What is asked
Present the lines below as a numbered list, skipping any blank lines. Leave the picture out of your answer.

Information supplied
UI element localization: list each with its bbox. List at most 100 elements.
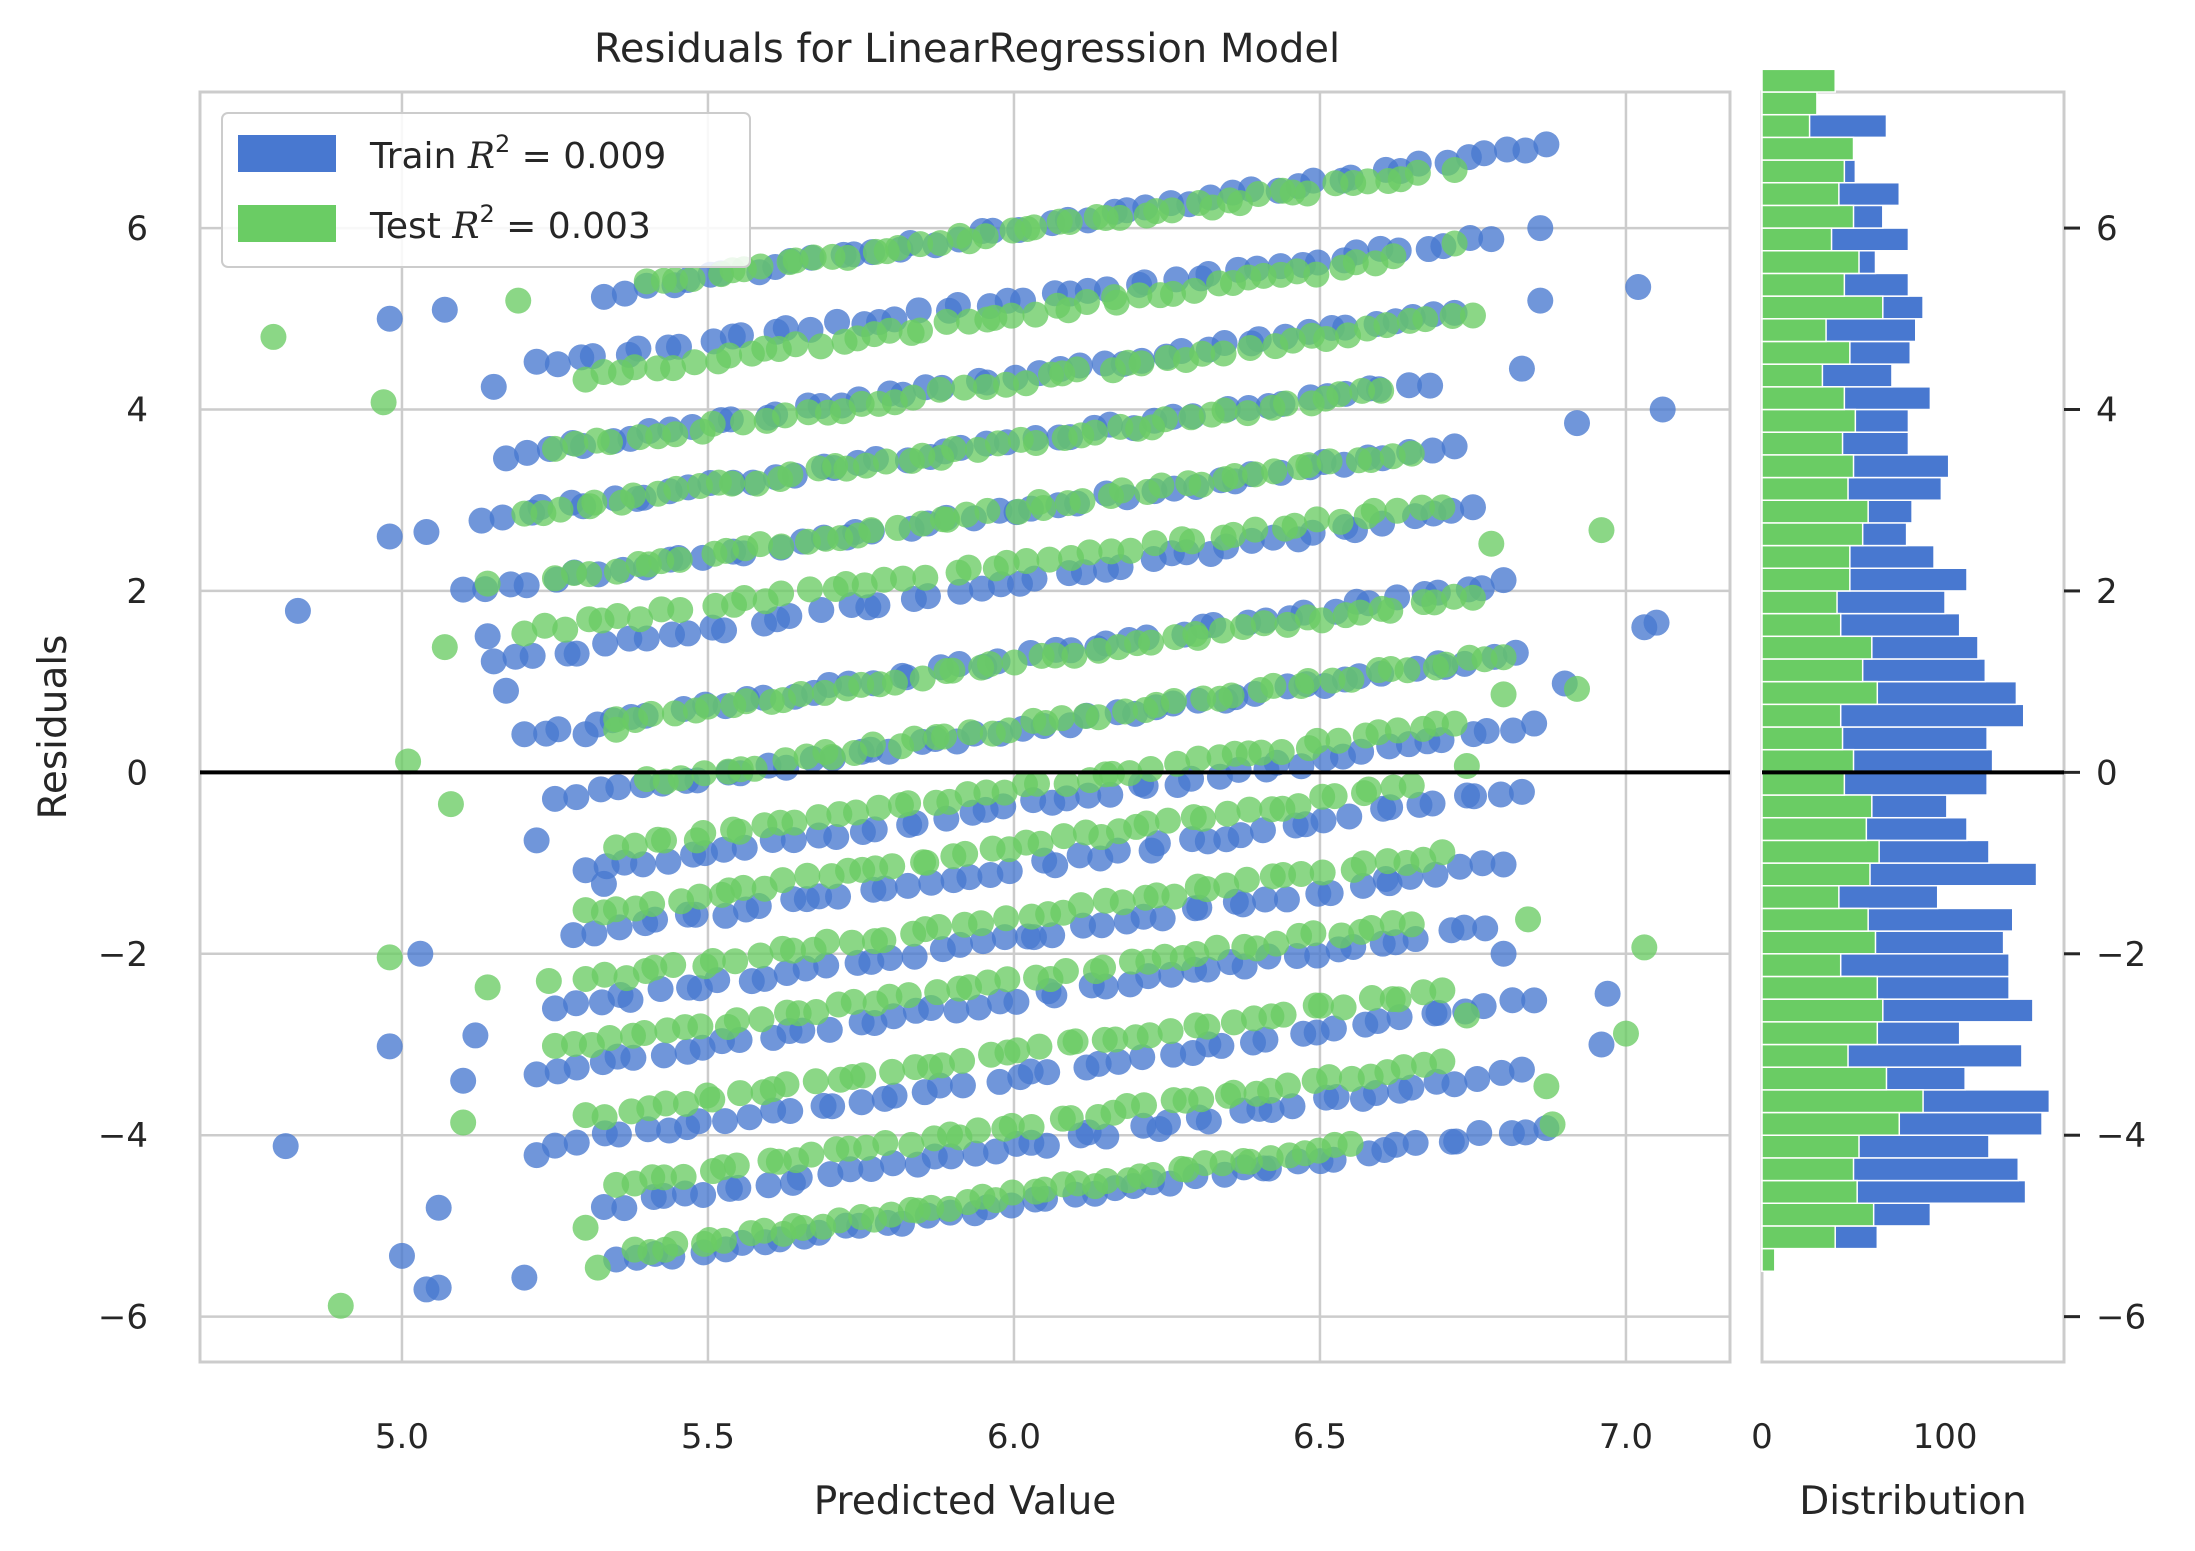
legend-box bbox=[221, 112, 751, 268]
data-point bbox=[667, 596, 694, 623]
x-tick-label: 5.0 bbox=[375, 1417, 429, 1457]
data-point bbox=[1137, 756, 1164, 783]
data-point bbox=[748, 1006, 775, 1033]
data-point bbox=[710, 1227, 737, 1254]
data-point bbox=[1319, 667, 1346, 694]
data-point bbox=[1374, 848, 1401, 875]
data-point bbox=[894, 872, 921, 899]
data-point bbox=[376, 305, 403, 332]
data-point bbox=[1325, 727, 1352, 754]
histogram-bar bbox=[1761, 703, 1842, 728]
data-point bbox=[547, 496, 574, 523]
data-point bbox=[768, 580, 795, 607]
data-point bbox=[1270, 1001, 1297, 1028]
data-point bbox=[736, 1104, 763, 1131]
data-point bbox=[1382, 929, 1409, 956]
data-point bbox=[1021, 214, 1048, 241]
data-point bbox=[1338, 666, 1365, 693]
data-point bbox=[1159, 197, 1186, 224]
data-point bbox=[1385, 986, 1412, 1013]
y-tick-label: 6 bbox=[126, 209, 148, 249]
data-point bbox=[605, 1121, 632, 1148]
data-point bbox=[563, 1054, 590, 1081]
data-point bbox=[833, 455, 860, 482]
data-point bbox=[852, 452, 879, 479]
data-point bbox=[864, 592, 891, 619]
data-point bbox=[901, 943, 928, 970]
data-point bbox=[777, 1098, 804, 1125]
data-point bbox=[1178, 404, 1205, 431]
data-point bbox=[1377, 597, 1404, 624]
data-point bbox=[1027, 830, 1054, 857]
data-point bbox=[1070, 912, 1097, 939]
data-point bbox=[1209, 617, 1236, 644]
data-point bbox=[670, 1163, 697, 1190]
data-point bbox=[902, 810, 929, 837]
data-point bbox=[1417, 372, 1444, 399]
distribution-x-tick-label: 100 bbox=[1913, 1417, 1978, 1457]
data-point bbox=[865, 794, 892, 821]
data-point bbox=[1050, 823, 1077, 850]
distribution-x-axis-label: Distribution bbox=[1799, 1479, 2027, 1524]
data-point bbox=[376, 523, 403, 550]
data-point bbox=[370, 389, 397, 416]
histogram-bar bbox=[1761, 635, 1873, 660]
data-point bbox=[480, 648, 507, 675]
data-point bbox=[1160, 687, 1187, 714]
data-point bbox=[1129, 1044, 1156, 1071]
data-point bbox=[284, 597, 311, 624]
data-point bbox=[816, 1016, 843, 1043]
x-tick-label: 6.0 bbox=[987, 1417, 1041, 1457]
data-point bbox=[1382, 1131, 1409, 1158]
data-point bbox=[1088, 912, 1115, 939]
data-point bbox=[560, 922, 587, 949]
data-point bbox=[1210, 340, 1237, 367]
data-point bbox=[1451, 914, 1478, 941]
data-point bbox=[638, 700, 665, 727]
data-point bbox=[1157, 1018, 1184, 1045]
data-point bbox=[1249, 817, 1276, 844]
data-point bbox=[1473, 718, 1500, 745]
data-point bbox=[1303, 261, 1330, 288]
histogram-bar bbox=[1761, 499, 1869, 524]
data-point bbox=[1103, 289, 1130, 316]
data-point bbox=[1090, 954, 1117, 981]
data-point bbox=[1316, 448, 1343, 475]
data-point bbox=[1588, 1031, 1615, 1058]
data-point bbox=[1466, 1120, 1493, 1147]
data-point bbox=[872, 1130, 899, 1157]
data-point bbox=[1209, 1150, 1236, 1177]
data-point bbox=[1093, 1167, 1120, 1194]
data-point bbox=[879, 1058, 906, 1085]
data-point bbox=[592, 630, 619, 657]
data-point bbox=[1500, 717, 1527, 744]
data-point bbox=[1076, 539, 1103, 566]
x-tick-label: 5.5 bbox=[681, 1417, 735, 1457]
data-point bbox=[777, 461, 804, 488]
data-point bbox=[943, 997, 970, 1024]
data-point bbox=[712, 1108, 739, 1135]
data-point bbox=[1469, 850, 1496, 877]
data-point bbox=[723, 1007, 750, 1034]
data-point bbox=[1364, 1007, 1391, 1034]
data-point bbox=[552, 616, 579, 643]
data-point bbox=[713, 537, 740, 564]
legend-swatch-train bbox=[238, 135, 336, 172]
data-point bbox=[1429, 1048, 1456, 1075]
data-point bbox=[462, 1022, 489, 1049]
data-point bbox=[952, 840, 979, 867]
data-point bbox=[1310, 807, 1337, 834]
data-point bbox=[1327, 508, 1354, 535]
data-point bbox=[1295, 452, 1322, 479]
data-point bbox=[918, 869, 945, 896]
data-point bbox=[1220, 521, 1247, 548]
data-point bbox=[995, 717, 1022, 744]
data-point bbox=[634, 1116, 661, 1143]
data-point bbox=[1328, 922, 1355, 949]
data-point bbox=[1631, 934, 1658, 961]
data-point bbox=[1443, 1128, 1470, 1155]
histogram-bar bbox=[1761, 567, 1851, 592]
data-point bbox=[953, 501, 980, 528]
data-point bbox=[450, 1067, 477, 1094]
data-point bbox=[879, 853, 906, 880]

Exercise response
1. UI element localization: list each with its bbox. List at most 100 elements.
2. legend-box bbox=[221, 112, 751, 268]
3. data-point bbox=[667, 596, 694, 623]
4. x-tick-label: 5.0 bbox=[375, 1417, 429, 1457]
5. data-point bbox=[1137, 756, 1164, 783]
6. data-point bbox=[748, 1006, 775, 1033]
7. data-point bbox=[710, 1227, 737, 1254]
8. data-point bbox=[1319, 667, 1346, 694]
9. data-point bbox=[1374, 848, 1401, 875]
10. data-point bbox=[894, 872, 921, 899]
11. data-point bbox=[376, 305, 403, 332]
12. data-point bbox=[1325, 727, 1352, 754]
13. histogram-bar bbox=[1761, 703, 1842, 728]
14. data-point bbox=[547, 496, 574, 523]
15. data-point bbox=[768, 580, 795, 607]
16. data-point bbox=[1270, 1001, 1297, 1028]
17. data-point bbox=[736, 1104, 763, 1131]
18. data-point bbox=[1382, 929, 1409, 956]
19. data-point bbox=[1021, 214, 1048, 241]
20. data-point bbox=[1338, 666, 1365, 693]
21. data-point bbox=[1159, 197, 1186, 224]
22. data-point bbox=[1385, 986, 1412, 1013]
23. y-tick-label: 6 bbox=[126, 209, 148, 249]
24. data-point bbox=[605, 1121, 632, 1148]
25. data-point bbox=[563, 1054, 590, 1081]
26. data-point bbox=[833, 455, 860, 482]
27. data-point bbox=[852, 452, 879, 479]
28. data-point bbox=[864, 592, 891, 619]
29. data-point bbox=[901, 943, 928, 970]
30. data-point bbox=[777, 1098, 804, 1125]
31. data-point bbox=[1178, 404, 1205, 431]
32. data-point bbox=[1377, 597, 1404, 624]
33. data-point bbox=[1027, 830, 1054, 857]
34. data-point bbox=[1070, 912, 1097, 939]
35. data-point bbox=[1209, 617, 1236, 644]
36. data-point bbox=[670, 1163, 697, 1190]
37. data-point bbox=[902, 810, 929, 837]
38. data-point bbox=[1417, 372, 1444, 399]
39. distribution-x-tick-label: 100 bbox=[1913, 1417, 1978, 1457]
40. data-point bbox=[865, 794, 892, 821]
41. data-point bbox=[1050, 823, 1077, 850]
42. distribution-x-axis-label: Distribution bbox=[1799, 1479, 2027, 1524]
43. data-point bbox=[376, 523, 403, 550]
44. data-point bbox=[370, 389, 397, 416]
45. histogram-bar bbox=[1761, 635, 1873, 660]
46. data-point bbox=[480, 648, 507, 675]
47. data-point bbox=[1160, 687, 1187, 714]
48. data-point bbox=[1129, 1044, 1156, 1071]
49. data-point bbox=[284, 597, 311, 624]
50. data-point bbox=[816, 1016, 843, 1043]
51. x-tick-label: 6.0 bbox=[987, 1417, 1041, 1457]
52. data-point bbox=[1382, 1131, 1409, 1158]
53. data-point bbox=[1088, 912, 1115, 939]
54. data-point bbox=[560, 922, 587, 949]
55. data-point bbox=[1210, 340, 1237, 367]
56. data-point bbox=[1451, 914, 1478, 941]
57. data-point bbox=[638, 700, 665, 727]
58. data-point bbox=[1157, 1018, 1184, 1045]
59. data-point bbox=[1249, 817, 1276, 844]
60. data-point bbox=[1473, 718, 1500, 745]
61. data-point bbox=[1303, 261, 1330, 288]
62. histogram-bar bbox=[1761, 499, 1869, 524]
63. data-point bbox=[1103, 289, 1130, 316]
64. data-point bbox=[1090, 954, 1117, 981]
65. data-point bbox=[1316, 448, 1343, 475]
66. data-point bbox=[1588, 1031, 1615, 1058]
67. data-point bbox=[1466, 1120, 1493, 1147]
68. data-point bbox=[872, 1130, 899, 1157]
69. data-point bbox=[1209, 1150, 1236, 1177]
70. data-point bbox=[1093, 1167, 1120, 1194]
71. data-point bbox=[879, 1058, 906, 1085]
72. data-point bbox=[592, 630, 619, 657]
73. data-point bbox=[1500, 717, 1527, 744]
74. data-point bbox=[1076, 539, 1103, 566]
75. x-tick-label: 5.5 bbox=[681, 1417, 735, 1457]
76. data-point bbox=[777, 461, 804, 488]
77. data-point bbox=[943, 997, 970, 1024]
78. data-point bbox=[712, 1108, 739, 1135]
79. data-point bbox=[1469, 850, 1496, 877]
80. data-point bbox=[723, 1007, 750, 1034]
81. data-point bbox=[1364, 1007, 1391, 1034]
82. data-point bbox=[552, 616, 579, 643]
83. data-point bbox=[713, 537, 740, 564]
84. legend-swatch-train bbox=[238, 135, 336, 172]
85. data-point bbox=[1429, 1048, 1456, 1075]
86. data-point bbox=[462, 1022, 489, 1049]
87. data-point bbox=[952, 840, 979, 867]
88. data-point bbox=[1310, 807, 1337, 834]
89. data-point bbox=[1327, 508, 1354, 535]
90. data-point bbox=[1295, 452, 1322, 479]
91. data-point bbox=[918, 869, 945, 896]
92. data-point bbox=[1220, 521, 1247, 548]
93. data-point bbox=[995, 717, 1022, 744]
94. data-point bbox=[634, 1116, 661, 1143]
95. data-point bbox=[1328, 922, 1355, 949]
96. data-point bbox=[1631, 934, 1658, 961]
97. data-point bbox=[1443, 1128, 1470, 1155]
98. histogram-bar bbox=[1761, 567, 1851, 592]
99. data-point bbox=[953, 501, 980, 528]
100. data-point bbox=[450, 1067, 477, 1094]
101. data-point bbox=[879, 853, 906, 880]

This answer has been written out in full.